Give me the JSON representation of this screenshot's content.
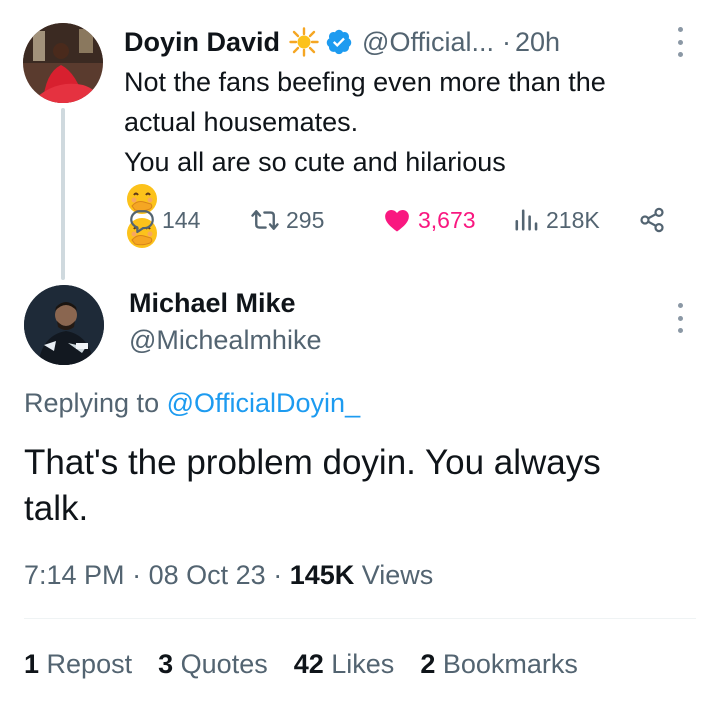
{
  "parent_tweet": {
    "author_name": "Doyin David",
    "handle": "@Official...",
    "separator": "·",
    "time": "20h",
    "text_lines": [
      "Not the fans beefing even more than the",
      "actual housemates.",
      "You all are so cute and hilarious"
    ],
    "emojis": [
      "face-with-hand-over-mouth",
      "face-with-hand-over-mouth"
    ],
    "actions": {
      "replies": "144",
      "reposts": "295",
      "likes": "3,673",
      "views": "218K"
    },
    "icons": {
      "badge": "sparkle-sun-icon",
      "verified": "verified-badge-icon",
      "more": "more-vertical-icon",
      "reply": "reply-icon",
      "repost": "repost-icon",
      "like": "heart-icon",
      "views": "views-chart-icon",
      "share": "share-icon"
    }
  },
  "reply_tweet": {
    "author_name": "Michael Mike",
    "handle": "@Michealmhike",
    "replying_prefix": "Replying to",
    "replying_to": "@OfficialDoyin_",
    "text": "That's the problem doyin. You always talk.",
    "timestamp": "7:14 PM",
    "separator": "·",
    "date": "08 Oct 23",
    "views_count": "145K",
    "views_label": "Views"
  },
  "engagement": [
    {
      "count": "1",
      "label": "Repost"
    },
    {
      "count": "3",
      "label": "Quotes"
    },
    {
      "count": "42",
      "label": "Likes"
    },
    {
      "count": "2",
      "label": "Bookmarks"
    }
  ],
  "colors": {
    "text": "#0f1419",
    "secondary": "#536471",
    "link": "#1d9bf0",
    "like": "#f91880",
    "verified": "#1d9bf0",
    "thread_line": "#cfd9de"
  }
}
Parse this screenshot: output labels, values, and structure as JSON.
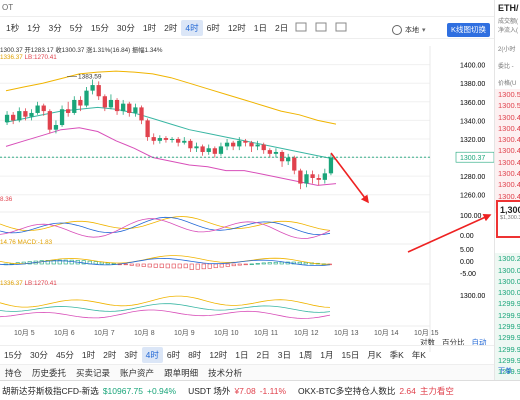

____________

### Stated exercise
Without the pictures, return all the records precisely as they stand.

### Written answer
Give me the JSON representation of this screenshot's content.
{
  "parent_tweet": {
    "author_name": "Doyin David",
    "handle": "@Official...",
    "separator": "·",
    "time": "20h",
    "text_lines": [
      "Not the fans beefing even more than the",
      "actual housemates.",
      "You all are so cute and hilarious"
    ],
    "emojis": [
      "face-with-hand-over-mouth",
      "face-with-hand-over-mouth"
    ],
    "actions": {
      "replies": "144",
      "reposts": "295",
      "likes": "3,673",
      "views": "218K"
    },
    "icons": {
      "badge": "sparkle-sun-icon",
      "verified": "verified-badge-icon",
      "more": "more-vertical-icon",
      "reply": "reply-icon",
      "repost": "repost-icon",
      "like": "heart-icon",
      "views": "views-chart-icon",
      "share": "share-icon"
    }
  },
  "reply_tweet": {
    "author_name": "Michael Mike",
    "handle": "@Michealmhike",
    "replying_prefix": "Replying to",
    "replying_to": "@OfficialDoyin_",
    "text": "That's the problem doyin. You always talk.",
    "timestamp": "7:14 PM",
    "separator": "·",
    "date": "08 Oct 23",
    "views_count": "145K",
    "views_label": "Views"
  },
  "engagement": [
    {
      "count": "1",
      "label": "Repost"
    },
    {
      "count": "3",
      "label": "Quotes"
    },
    {
      "count": "42",
      "label": "Likes"
    },
    {
      "count": "2",
      "label": "Bookmarks"
    }
  ],
  "colors": {
    "text": "#0f1419",
    "secondary": "#536471",
    "link": "#1d9bf0",
    "like": "#f91880",
    "verified": "#1d9bf0",
    "thread_line": "#cfd9de"
  }
}
Parse this screenshot: output labels, values, and structure as JSON.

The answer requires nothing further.